Objective. Below are some records; retype all of them exactly.

── Listing

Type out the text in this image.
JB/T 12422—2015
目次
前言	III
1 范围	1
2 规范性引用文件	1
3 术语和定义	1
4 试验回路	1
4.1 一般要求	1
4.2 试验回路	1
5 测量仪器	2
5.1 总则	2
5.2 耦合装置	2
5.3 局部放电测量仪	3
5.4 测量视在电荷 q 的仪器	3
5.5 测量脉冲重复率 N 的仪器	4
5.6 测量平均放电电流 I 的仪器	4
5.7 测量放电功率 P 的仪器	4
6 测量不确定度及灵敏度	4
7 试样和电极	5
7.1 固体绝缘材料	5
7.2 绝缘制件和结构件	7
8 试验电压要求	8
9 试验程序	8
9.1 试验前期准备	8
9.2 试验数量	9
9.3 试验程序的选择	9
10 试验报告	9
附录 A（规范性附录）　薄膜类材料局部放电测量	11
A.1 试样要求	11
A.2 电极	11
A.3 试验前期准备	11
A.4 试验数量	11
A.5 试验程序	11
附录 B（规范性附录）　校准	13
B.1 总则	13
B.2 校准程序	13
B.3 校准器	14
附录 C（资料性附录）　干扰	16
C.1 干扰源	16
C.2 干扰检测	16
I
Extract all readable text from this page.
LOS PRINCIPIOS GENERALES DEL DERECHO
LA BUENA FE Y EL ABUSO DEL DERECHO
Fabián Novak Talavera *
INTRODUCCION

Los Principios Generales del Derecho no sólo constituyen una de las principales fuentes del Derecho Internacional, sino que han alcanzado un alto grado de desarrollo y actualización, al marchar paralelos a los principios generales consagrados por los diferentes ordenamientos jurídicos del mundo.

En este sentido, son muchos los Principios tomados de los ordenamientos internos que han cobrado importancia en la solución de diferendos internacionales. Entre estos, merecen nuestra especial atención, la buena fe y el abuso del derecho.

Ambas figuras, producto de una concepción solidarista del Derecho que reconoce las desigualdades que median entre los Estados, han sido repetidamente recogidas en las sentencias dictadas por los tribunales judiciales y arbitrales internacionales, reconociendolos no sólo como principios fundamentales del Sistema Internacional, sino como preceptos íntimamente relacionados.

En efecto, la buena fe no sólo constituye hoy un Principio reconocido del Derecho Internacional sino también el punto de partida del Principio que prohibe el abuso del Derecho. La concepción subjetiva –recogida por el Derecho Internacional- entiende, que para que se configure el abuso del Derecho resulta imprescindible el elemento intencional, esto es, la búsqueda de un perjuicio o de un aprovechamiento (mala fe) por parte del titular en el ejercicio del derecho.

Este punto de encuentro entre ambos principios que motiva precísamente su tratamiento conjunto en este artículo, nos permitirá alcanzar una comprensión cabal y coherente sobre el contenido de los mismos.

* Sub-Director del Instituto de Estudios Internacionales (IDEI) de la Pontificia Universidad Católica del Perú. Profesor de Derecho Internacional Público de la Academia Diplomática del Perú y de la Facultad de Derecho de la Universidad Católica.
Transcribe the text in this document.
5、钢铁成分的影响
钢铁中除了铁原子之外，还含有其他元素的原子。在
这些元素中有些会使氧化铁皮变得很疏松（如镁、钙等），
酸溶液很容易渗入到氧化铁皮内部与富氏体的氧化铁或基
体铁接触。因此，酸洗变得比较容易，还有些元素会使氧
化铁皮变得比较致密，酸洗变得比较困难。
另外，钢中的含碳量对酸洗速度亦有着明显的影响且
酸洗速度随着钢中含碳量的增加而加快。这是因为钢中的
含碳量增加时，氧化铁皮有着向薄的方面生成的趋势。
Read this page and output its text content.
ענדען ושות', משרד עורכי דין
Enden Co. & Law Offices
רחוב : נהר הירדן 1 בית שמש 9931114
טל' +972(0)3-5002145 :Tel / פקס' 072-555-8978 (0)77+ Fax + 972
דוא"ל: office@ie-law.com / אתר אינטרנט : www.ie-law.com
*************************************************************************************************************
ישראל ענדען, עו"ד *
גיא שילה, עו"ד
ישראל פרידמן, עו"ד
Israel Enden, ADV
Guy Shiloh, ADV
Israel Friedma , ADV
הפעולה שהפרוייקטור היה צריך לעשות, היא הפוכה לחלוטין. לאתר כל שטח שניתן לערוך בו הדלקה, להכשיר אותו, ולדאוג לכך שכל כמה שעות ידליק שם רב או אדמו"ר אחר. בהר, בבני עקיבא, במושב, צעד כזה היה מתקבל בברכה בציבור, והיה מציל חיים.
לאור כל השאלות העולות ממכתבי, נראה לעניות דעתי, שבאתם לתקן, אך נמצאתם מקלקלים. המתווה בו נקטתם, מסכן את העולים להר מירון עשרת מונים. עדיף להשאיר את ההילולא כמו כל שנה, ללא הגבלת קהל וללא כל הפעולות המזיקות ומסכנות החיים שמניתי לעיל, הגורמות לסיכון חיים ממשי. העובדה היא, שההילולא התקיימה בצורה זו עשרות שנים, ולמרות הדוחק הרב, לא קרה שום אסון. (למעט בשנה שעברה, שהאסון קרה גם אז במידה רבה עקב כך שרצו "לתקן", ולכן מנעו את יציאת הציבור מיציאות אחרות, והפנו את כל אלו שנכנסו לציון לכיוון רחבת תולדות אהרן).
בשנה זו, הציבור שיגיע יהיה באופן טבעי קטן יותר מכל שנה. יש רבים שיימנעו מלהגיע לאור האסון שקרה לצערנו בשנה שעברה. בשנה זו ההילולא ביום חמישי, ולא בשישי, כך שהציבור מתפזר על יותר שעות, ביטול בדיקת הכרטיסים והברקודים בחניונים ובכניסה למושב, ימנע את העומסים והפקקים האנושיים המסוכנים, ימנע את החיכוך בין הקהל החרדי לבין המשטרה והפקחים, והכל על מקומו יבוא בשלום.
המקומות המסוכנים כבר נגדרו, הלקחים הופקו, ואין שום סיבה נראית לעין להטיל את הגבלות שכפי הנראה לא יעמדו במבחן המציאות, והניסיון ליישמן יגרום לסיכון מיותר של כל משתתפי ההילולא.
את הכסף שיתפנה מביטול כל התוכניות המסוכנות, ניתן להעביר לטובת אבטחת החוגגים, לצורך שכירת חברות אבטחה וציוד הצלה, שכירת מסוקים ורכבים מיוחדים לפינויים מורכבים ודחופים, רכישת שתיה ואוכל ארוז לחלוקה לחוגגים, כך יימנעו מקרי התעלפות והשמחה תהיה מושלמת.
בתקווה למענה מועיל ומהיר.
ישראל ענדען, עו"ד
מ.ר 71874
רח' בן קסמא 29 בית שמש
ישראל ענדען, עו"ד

────

The result.
Type out the text in this image.
JB/T 12422—2015
目次
前言	III
1 范围	1
2 规范性引用文件	1
3 术语和定义	1
4 试验回路	1
4.1 一般要求	1
4.2 试验回路	1
5 测量仪器	2
5.1 总则	2
5.2 耦合装置	2
5.3 局部放电测量仪	3
5.4 测量视在电荷 q 的仪器	3
5.5 测量脉冲重复率 N 的仪器	4
5.6 测量平均放电电流 I 的仪器	4
5.7 测量放电功率 P 的仪器	4
6 测量不确定度及灵敏度	4
7 试样和电极	5
7.1 固体绝缘材料	5
7.2 绝缘制件和结构件	7
8 试验电压要求	8
9 试验程序	8
9.1 试验前期准备	8
9.2 试验数量	9
9.3 试验程序的选择	9
10 试验报告	9
附录 A（规范性附录）　薄膜类材料局部放电测量	11
A.1 试样要求	11
A.2 电极	11
A.3 试验前期准备	11
A.4 试验数量	11
A.5 试验程序	11
附录 B（规范性附录）　校准	13
B.1 总则	13
B.2 校准程序	13
B.3 校准器	14
附录 C（资料性附录）　干扰	16
C.1 干扰源	16
C.2 干扰检测	16
I
Extract all readable text from this page.
LOS PRINCIPIOS GENERALES DEL DERECHO
LA BUENA FE Y EL ABUSO DEL DERECHO
Fabián Novak Talavera *
INTRODUCCION

Los Principios Generales del Derecho no sólo constituyen una de las principales fuentes del Derecho Internacional, sino que han alcanzado un alto grado de desarrollo y actualización, al marchar paralelos a los principios generales consagrados por los diferentes ordenamientos jurídicos del mundo.

En este sentido, son muchos los Principios tomados de los ordenamientos internos que han cobrado importancia en la solución de diferendos internacionales. Entre estos, merecen nuestra especial atención, la buena fe y el abuso del derecho.

Ambas figuras, producto de una concepción solidarista del Derecho que reconoce las desigualdades que median entre los Estados, han sido repetidamente recogidas en las sentencias dictadas por los tribunales judiciales y arbitrales internacionales, reconociendolos no sólo como principios fundamentales del Sistema Internacional, sino como preceptos íntimamente relacionados.

En efecto, la buena fe no sólo constituye hoy un Principio reconocido del Derecho Internacional sino también el punto de partida del Principio que prohibe el abuso del Derecho. La concepción subjetiva –recogida por el Derecho Internacional- entiende, que para que se configure el abuso del Derecho resulta imprescindible el elemento intencional, esto es, la búsqueda de un perjuicio o de un aprovechamiento (mala fe) por parte del titular en el ejercicio del derecho.

Este punto de encuentro entre ambos principios que motiva precísamente su tratamiento conjunto en este artículo, nos permitirá alcanzar una comprensión cabal y coherente sobre el contenido de los mismos.

* Sub-Director del Instituto de Estudios Internacionales (IDEI) de la Pontificia Universidad Católica del Perú. Profesor de Derecho Internacional Público de la Academia Diplomática del Perú y de la Facultad de Derecho de la Universidad Católica.
Transcribe the text in this document.
5、钢铁成分的影响
钢铁中除了铁原子之外，还含有其他元素的原子。在
这些元素中有些会使氧化铁皮变得很疏松（如镁、钙等），
酸溶液很容易渗入到氧化铁皮内部与富氏体的氧化铁或基
体铁接触。因此，酸洗变得比较容易，还有些元素会使氧
化铁皮变得比较致密，酸洗变得比较困难。
另外，钢中的含碳量对酸洗速度亦有着明显的影响且
酸洗速度随着钢中含碳量的增加而加快。这是因为钢中的
含碳量增加时，氧化铁皮有着向薄的方面生成的趋势。
Read this page and output its text content.
ענדען ושות', משרד עורכי דין
Enden Co. & Law Offices
רחוב : נהר הירדן 1 בית שמש 9931114
טל' +972(0)3-5002145 :Tel / פקס' 072-555-8978 (0)77+ Fax + 972
דוא"ל: office@ie-law.com / אתר אינטרנט : www.ie-law.com
*************************************************************************************************************
ישראל ענדען, עו"ד *
גיא שילה, עו"ד
ישראל פרידמן, עו"ד
Israel Enden, ADV
Guy Shiloh, ADV
Israel Friedma , ADV
הפעולה שהפרוייקטור היה צריך לעשות, היא הפוכה לחלוטין. לאתר כל שטח שניתן לערוך בו הדלקה, להכשיר אותו, ולדאוג לכך שכל כמה שעות ידליק שם רב או אדמו"ר אחר. בהר, בבני עקיבא, במושב, צעד כזה היה מתקבל בברכה בציבור, והיה מציל חיים.
לאור כל השאלות העולות ממכתבי, נראה לעניות דעתי, שבאתם לתקן, אך נמצאתם מקלקלים. המתווה בו נקטתם, מסכן את העולים להר מירון עשרת מונים. עדיף להשאיר את ההילולא כמו כל שנה, ללא הגבלת קהל וללא כל הפעולות המזיקות ומסכנות החיים שמניתי לעיל, הגורמות לסיכון חיים ממשי. העובדה היא, שההילולא התקיימה בצורה זו עשרות שנים, ולמרות הדוחק הרב, לא קרה שום אסון. (למעט בשנה שעברה, שהאסון קרה גם אז במידה רבה עקב כך שרצו "לתקן", ולכן מנעו את יציאת הציבור מיציאות אחרות, והפנו את כל אלו שנכנסו לציון לכיוון רחבת תולדות אהרן).
בשנה זו, הציבור שיגיע יהיה באופן טבעי קטן יותר מכל שנה. יש רבים שיימנעו מלהגיע לאור האסון שקרה לצערנו בשנה שעברה. בשנה זו ההילולא ביום חמישי, ולא בשישי, כך שהציבור מתפזר על יותר שעות, ביטול בדיקת הכרטיסים והברקודים בחניונים ובכניסה למושב, ימנע את העומסים והפקקים האנושיים המסוכנים, ימנע את החיכוך בין הקהל החרדי לבין המשטרה והפקחים, והכל על מקומו יבוא בשלום.
המקומות המסוכנים כבר נגדרו, הלקחים הופקו, ואין שום סיבה נראית לעין להטיל את הגבלות שכפי הנראה לא יעמדו במבחן המציאות, והניסיון ליישמן יגרום לסיכון מיותר של כל משתתפי ההילולא.
את הכסף שיתפנה מביטול כל התוכניות המסוכנות, ניתן להעביר לטובת אבטחת החוגגים, לצורך שכירת חברות אבטחה וציוד הצלה, שכירת מסוקים ורכבים מיוחדים לפינויים מורכבים ודחופים, רכישת שתיה ואוכל ארוז לחלוקה לחוגגים, כך יימנעו מקרי התעלפות והשמחה תהיה מושלמת.
בתקווה למענה מועיל ומהיר.
ישראל ענדען, עו"ד
מ.ר 71874
רח' בן קסמא 29 בית שמש
ישראל ענדען, עו"ד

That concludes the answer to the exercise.